— Begin Exercise data —
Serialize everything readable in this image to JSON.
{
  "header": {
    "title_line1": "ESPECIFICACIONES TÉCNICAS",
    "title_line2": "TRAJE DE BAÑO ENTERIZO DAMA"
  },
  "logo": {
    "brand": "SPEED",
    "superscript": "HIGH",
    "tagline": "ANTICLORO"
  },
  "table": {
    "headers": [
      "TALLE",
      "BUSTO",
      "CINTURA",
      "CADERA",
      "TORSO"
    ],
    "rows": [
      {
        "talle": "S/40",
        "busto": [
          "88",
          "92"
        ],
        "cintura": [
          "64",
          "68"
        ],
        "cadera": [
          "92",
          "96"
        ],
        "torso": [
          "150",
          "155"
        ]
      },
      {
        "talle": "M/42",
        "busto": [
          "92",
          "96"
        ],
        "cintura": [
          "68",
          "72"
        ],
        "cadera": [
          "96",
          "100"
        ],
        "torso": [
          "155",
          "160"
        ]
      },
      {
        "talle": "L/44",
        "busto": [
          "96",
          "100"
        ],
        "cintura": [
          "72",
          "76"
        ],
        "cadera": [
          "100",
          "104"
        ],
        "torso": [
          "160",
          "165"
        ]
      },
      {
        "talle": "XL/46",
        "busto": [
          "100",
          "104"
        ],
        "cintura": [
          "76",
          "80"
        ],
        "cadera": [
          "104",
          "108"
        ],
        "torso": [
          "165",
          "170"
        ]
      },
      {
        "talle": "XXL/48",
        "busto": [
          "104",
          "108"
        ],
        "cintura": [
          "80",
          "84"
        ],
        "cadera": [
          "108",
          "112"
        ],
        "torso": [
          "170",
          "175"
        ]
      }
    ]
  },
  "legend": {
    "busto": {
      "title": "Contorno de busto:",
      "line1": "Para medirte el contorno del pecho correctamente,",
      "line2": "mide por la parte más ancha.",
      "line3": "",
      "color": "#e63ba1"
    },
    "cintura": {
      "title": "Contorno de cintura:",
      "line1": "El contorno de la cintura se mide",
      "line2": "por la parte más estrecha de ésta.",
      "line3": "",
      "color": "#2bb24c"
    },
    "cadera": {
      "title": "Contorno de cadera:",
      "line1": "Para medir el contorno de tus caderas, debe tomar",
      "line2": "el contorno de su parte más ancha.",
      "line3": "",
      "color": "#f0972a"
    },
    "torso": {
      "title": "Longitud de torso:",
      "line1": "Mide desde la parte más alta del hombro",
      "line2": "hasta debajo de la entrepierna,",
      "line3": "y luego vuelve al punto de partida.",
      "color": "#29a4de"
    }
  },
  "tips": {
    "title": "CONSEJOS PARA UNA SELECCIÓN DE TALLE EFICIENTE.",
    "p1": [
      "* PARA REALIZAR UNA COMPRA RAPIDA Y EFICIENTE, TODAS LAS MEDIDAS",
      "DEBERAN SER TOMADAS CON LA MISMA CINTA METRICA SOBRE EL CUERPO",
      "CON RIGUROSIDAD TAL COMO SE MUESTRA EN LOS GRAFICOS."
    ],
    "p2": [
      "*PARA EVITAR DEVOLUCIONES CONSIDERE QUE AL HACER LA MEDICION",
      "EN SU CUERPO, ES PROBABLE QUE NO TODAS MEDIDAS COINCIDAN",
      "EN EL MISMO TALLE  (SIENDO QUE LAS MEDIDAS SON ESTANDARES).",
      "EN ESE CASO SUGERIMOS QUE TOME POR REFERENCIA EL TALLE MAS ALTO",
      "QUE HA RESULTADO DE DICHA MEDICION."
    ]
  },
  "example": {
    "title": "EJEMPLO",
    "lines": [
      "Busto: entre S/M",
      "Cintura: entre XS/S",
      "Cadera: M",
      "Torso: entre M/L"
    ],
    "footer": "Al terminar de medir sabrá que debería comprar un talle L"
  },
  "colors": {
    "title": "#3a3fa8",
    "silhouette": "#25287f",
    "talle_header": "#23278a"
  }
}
— End Exercise data —
— Begin Exercise data —
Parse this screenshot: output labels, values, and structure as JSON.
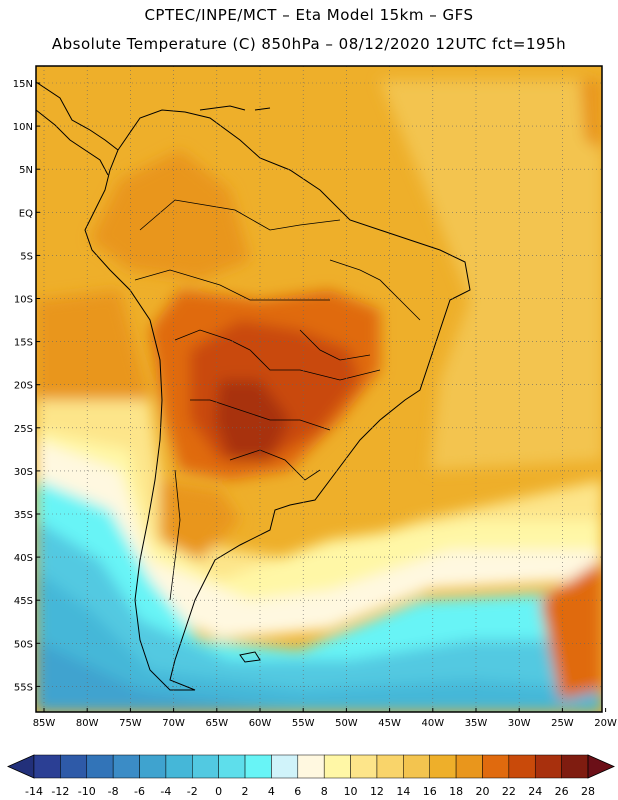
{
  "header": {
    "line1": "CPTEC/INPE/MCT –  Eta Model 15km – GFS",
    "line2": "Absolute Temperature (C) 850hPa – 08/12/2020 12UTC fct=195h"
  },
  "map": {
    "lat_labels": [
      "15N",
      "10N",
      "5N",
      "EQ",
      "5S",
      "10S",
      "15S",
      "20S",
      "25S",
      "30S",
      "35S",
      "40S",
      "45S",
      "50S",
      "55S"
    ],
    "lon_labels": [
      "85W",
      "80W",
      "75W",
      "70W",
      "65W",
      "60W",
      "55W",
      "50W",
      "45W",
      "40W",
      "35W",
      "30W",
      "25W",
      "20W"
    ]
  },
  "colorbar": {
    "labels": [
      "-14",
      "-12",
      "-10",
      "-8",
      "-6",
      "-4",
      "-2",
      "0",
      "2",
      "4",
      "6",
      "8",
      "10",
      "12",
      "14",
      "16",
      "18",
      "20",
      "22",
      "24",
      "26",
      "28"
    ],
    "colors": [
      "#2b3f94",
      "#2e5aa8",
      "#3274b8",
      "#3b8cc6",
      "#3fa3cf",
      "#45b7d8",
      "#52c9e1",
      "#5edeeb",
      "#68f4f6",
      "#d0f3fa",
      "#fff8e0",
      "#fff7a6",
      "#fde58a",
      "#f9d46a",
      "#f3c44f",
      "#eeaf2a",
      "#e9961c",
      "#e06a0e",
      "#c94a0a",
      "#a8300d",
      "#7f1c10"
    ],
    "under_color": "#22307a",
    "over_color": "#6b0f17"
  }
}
— End Exercise data —
— Begin Exercise data —
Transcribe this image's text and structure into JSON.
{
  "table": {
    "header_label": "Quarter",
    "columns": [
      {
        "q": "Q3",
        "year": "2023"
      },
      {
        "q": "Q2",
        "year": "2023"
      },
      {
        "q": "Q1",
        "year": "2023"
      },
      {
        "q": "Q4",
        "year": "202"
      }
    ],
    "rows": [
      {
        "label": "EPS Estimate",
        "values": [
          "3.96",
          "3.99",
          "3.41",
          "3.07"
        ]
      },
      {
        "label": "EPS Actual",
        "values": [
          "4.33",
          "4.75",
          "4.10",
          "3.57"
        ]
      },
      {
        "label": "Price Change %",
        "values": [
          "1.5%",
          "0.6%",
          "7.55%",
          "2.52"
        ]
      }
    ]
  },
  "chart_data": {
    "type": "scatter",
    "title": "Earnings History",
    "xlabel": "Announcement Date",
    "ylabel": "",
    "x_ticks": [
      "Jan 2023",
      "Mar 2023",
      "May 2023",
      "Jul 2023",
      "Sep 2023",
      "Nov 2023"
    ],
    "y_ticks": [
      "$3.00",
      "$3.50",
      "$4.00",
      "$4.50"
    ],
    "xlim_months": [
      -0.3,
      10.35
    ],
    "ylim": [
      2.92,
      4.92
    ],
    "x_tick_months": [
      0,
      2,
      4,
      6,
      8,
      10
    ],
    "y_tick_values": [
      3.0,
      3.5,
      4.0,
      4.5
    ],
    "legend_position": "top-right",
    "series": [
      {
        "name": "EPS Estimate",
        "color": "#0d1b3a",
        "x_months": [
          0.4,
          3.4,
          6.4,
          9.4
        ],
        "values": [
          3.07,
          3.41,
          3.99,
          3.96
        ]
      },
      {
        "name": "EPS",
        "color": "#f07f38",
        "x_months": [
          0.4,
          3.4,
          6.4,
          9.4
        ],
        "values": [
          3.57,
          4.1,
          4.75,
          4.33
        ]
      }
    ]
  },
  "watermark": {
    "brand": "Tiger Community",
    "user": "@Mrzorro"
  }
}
— End Exercise data —
Collect, from the material above, every line containing the word "JSON".

Serialize everything readable in this image to JSON.
Parse this screenshot: output labels, values, and structure as JSON.
Transcribe this image's text and structure into JSON.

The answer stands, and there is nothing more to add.